-- What is asked --
Only the pictures stay out; every record is to be quoted exactly.

-- Given data --
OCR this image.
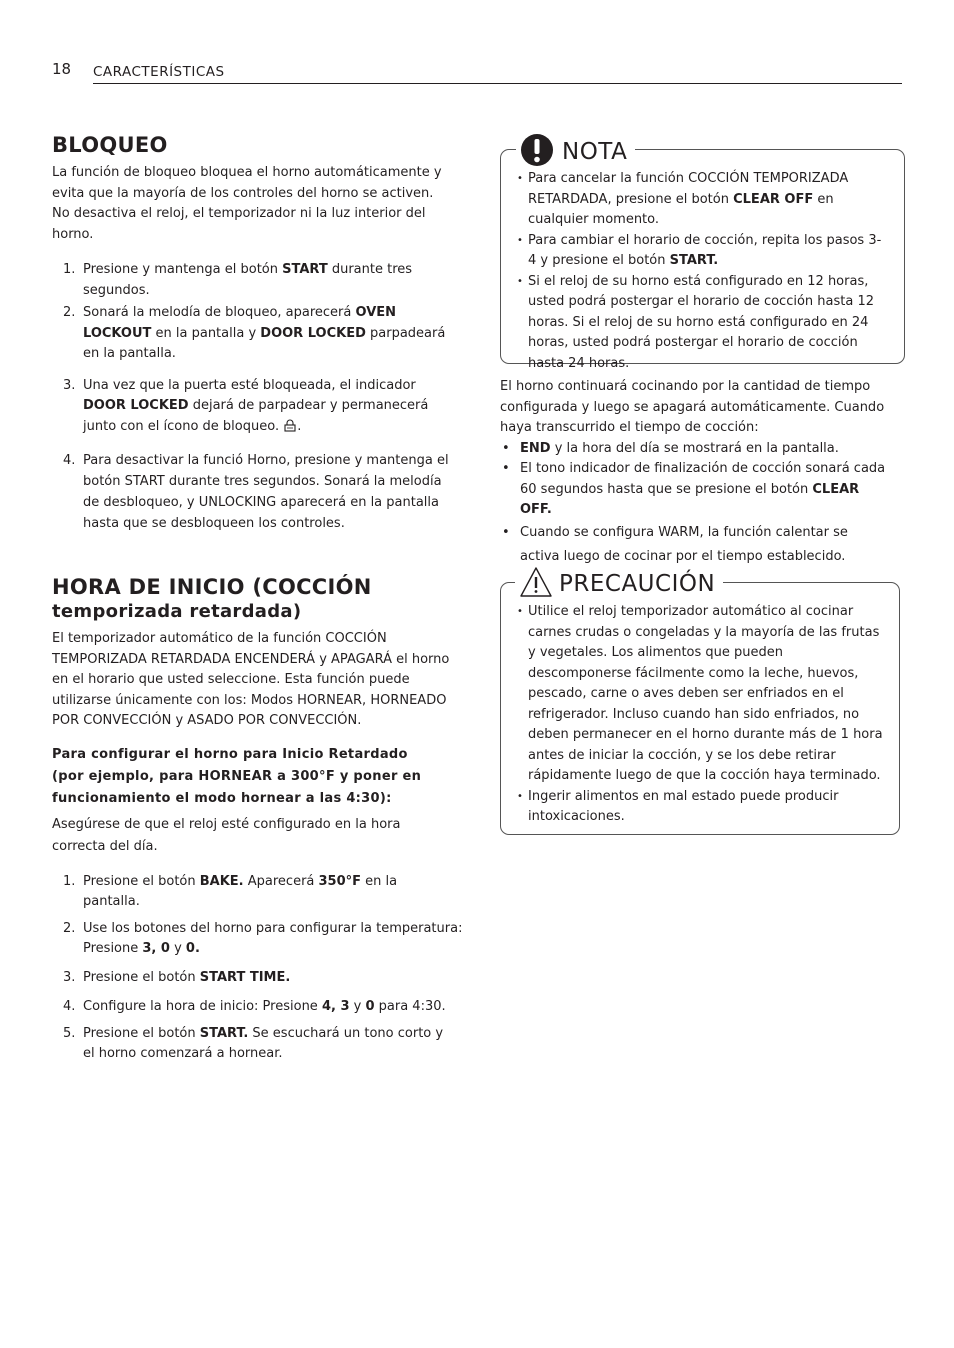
18 CARACTERÍSTICAS
BLOQUEO

La función de bloqueo bloquea el horno automáticamente y evita que la mayoría de los controles del horno se activen. No desactiva el reloj, el temporizador ni la luz interior del horno.

1. Presione y mantenga el botón START durante tres segundos.
2. Sonará la melodía de bloqueo, aparecerá OVEN LOCKOUT en la pantalla y DOOR LOCKED parpadeará en la pantalla.
3. Una vez que la puerta esté bloqueada, el indicador DOOR LOCKED dejará de parpadear y permanecerá junto con el ícono de bloqueo. .
4. Para desactivar la funció Horno, presione y mantenga el botón START durante tres segundos. Sonará la melodía de desbloqueo, y UNLOCKING aparecerá en la pantalla hasta que se desbloqueen los controles.
HORA DE INICIO (COCCIÓN
temporizada retardada)

El temporizador automático de la función COCCIÓN TEMPORIZADA RETARDADA ENCENDERÁ y APAGARÁ el horno en el horario que usted seleccione. Esta función puede utilizarse únicamente con los: Modos HORNEAR, HORNEADO POR CONVECCIÓN y ASADO POR CONVECCIÓN.

Para configurar el horno para Inicio Retardado (por ejemplo, para HORNEAR a 300°F y poner en funcionamiento el modo hornear a las 4:30):

Asegúrese de que el reloj esté configurado en la hora correcta del día.

1. Presione el botón BAKE. Aparecerá 350°F en la pantalla.
2. Use los botones del horno para configurar la temperatura: Presione 3, 0 y 0.
3. Presione el botón START TIME.
4. Configure la hora de inicio: Presione 4, 3 y 0 para 4:30.
5. Presione el botón START. Se escuchará un tono corto y el horno comenzará a hornear.
NOTA
• Para cancelar la función COCCIÓN TEMPORIZADA RETARDADA, presione el botón CLEAR OFF en cualquier momento.
• Para cambiar el horario de cocción, repita los pasos 3-4 y presione el botón START.
• Si el reloj de su horno está configurado en 12 horas, usted podrá postergar el horario de cocción hasta 12 horas. Si el reloj de su horno está configurado en 24 horas, usted podrá postergar el horario de cocción hasta 24 horas.

El horno continuará cocinando por la cantidad de tiempo configurada y luego se apagará automáticamente. Cuando haya transcurrido el tiempo de cocción:

• END y la hora del día se mostrará en la pantalla.
• El tono indicador de finalización de cocción sonará cada 60 segundos hasta que se presione el botón CLEAR OFF.
• Cuando se configura WARM, la función calentar se activa luego de cocinar por el tiempo establecido.
PRECAUCIÓN
• Utilice el reloj temporizador automático al cocinar carnes crudas o congeladas y la mayoría de las frutas y vegetales. Los alimentos que pueden descomponerse fácilmente como la leche, huevos, pescado, carne o aves deben ser enfriados en el refrigerador. Incluso cuando han sido enfriados, no deben permanecer en el horno durante más de 1 hora antes de iniciar la cocción, y se los debe retirar rápidamente luego de que la cocción haya terminado.
• Ingerir alimentos en mal estado puede producir intoxicaciones.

-- Problem solution --
OCR this image.
18 CARACTERÍSTICAS
BLOQUEO

La función de bloqueo bloquea el horno automáticamente y evita que la mayoría de los controles del horno se activen. No desactiva el reloj, el temporizador ni la luz interior del horno.

1. Presione y mantenga el botón START durante tres segundos.
2. Sonará la melodía de bloqueo, aparecerá OVEN LOCKOUT en la pantalla y DOOR LOCKED parpadeará en la pantalla.
3. Una vez que la puerta esté bloqueada, el indicador DOOR LOCKED dejará de parpadear y permanecerá junto con el ícono de bloqueo. .
4. Para desactivar la funció Horno, presione y mantenga el botón START durante tres segundos. Sonará la melodía de desbloqueo, y UNLOCKING aparecerá en la pantalla hasta que se desbloqueen los controles.
HORA DE INICIO (COCCIÓN
temporizada retardada)

El temporizador automático de la función COCCIÓN TEMPORIZADA RETARDADA ENCENDERÁ y APAGARÁ el horno en el horario que usted seleccione. Esta función puede utilizarse únicamente con los: Modos HORNEAR, HORNEADO POR CONVECCIÓN y ASADO POR CONVECCIÓN.

Para configurar el horno para Inicio Retardado (por ejemplo, para HORNEAR a 300°F y poner en funcionamiento el modo hornear a las 4:30):

Asegúrese de que el reloj esté configurado en la hora correcta del día.

1. Presione el botón BAKE. Aparecerá 350°F en la pantalla.
2. Use los botones del horno para configurar la temperatura: Presione 3, 0 y 0.
3. Presione el botón START TIME.
4. Configure la hora de inicio: Presione 4, 3 y 0 para 4:30.
5. Presione el botón START. Se escuchará un tono corto y el horno comenzará a hornear.
NOTA
• Para cancelar la función COCCIÓN TEMPORIZADA RETARDADA, presione el botón CLEAR OFF en cualquier momento.
• Para cambiar el horario de cocción, repita los pasos 3-4 y presione el botón START.
• Si el reloj de su horno está configurado en 12 horas, usted podrá postergar el horario de cocción hasta 12 horas. Si el reloj de su horno está configurado en 24 horas, usted podrá postergar el horario de cocción hasta 24 horas.

El horno continuará cocinando por la cantidad de tiempo configurada y luego se apagará automáticamente. Cuando haya transcurrido el tiempo de cocción:

• END y la hora del día se mostrará en la pantalla.
• El tono indicador de finalización de cocción sonará cada 60 segundos hasta que se presione el botón CLEAR OFF.
• Cuando se configura WARM, la función calentar se activa luego de cocinar por el tiempo establecido.
PRECAUCIÓN
• Utilice el reloj temporizador automático al cocinar carnes crudas o congeladas y la mayoría de las frutas y vegetales. Los alimentos que pueden descomponerse fácilmente como la leche, huevos, pescado, carne o aves deben ser enfriados en el refrigerador. Incluso cuando han sido enfriados, no deben permanecer en el horno durante más de 1 hora antes de iniciar la cocción, y se los debe retirar rápidamente luego de que la cocción haya terminado.
• Ingerir alimentos en mal estado puede producir intoxicaciones.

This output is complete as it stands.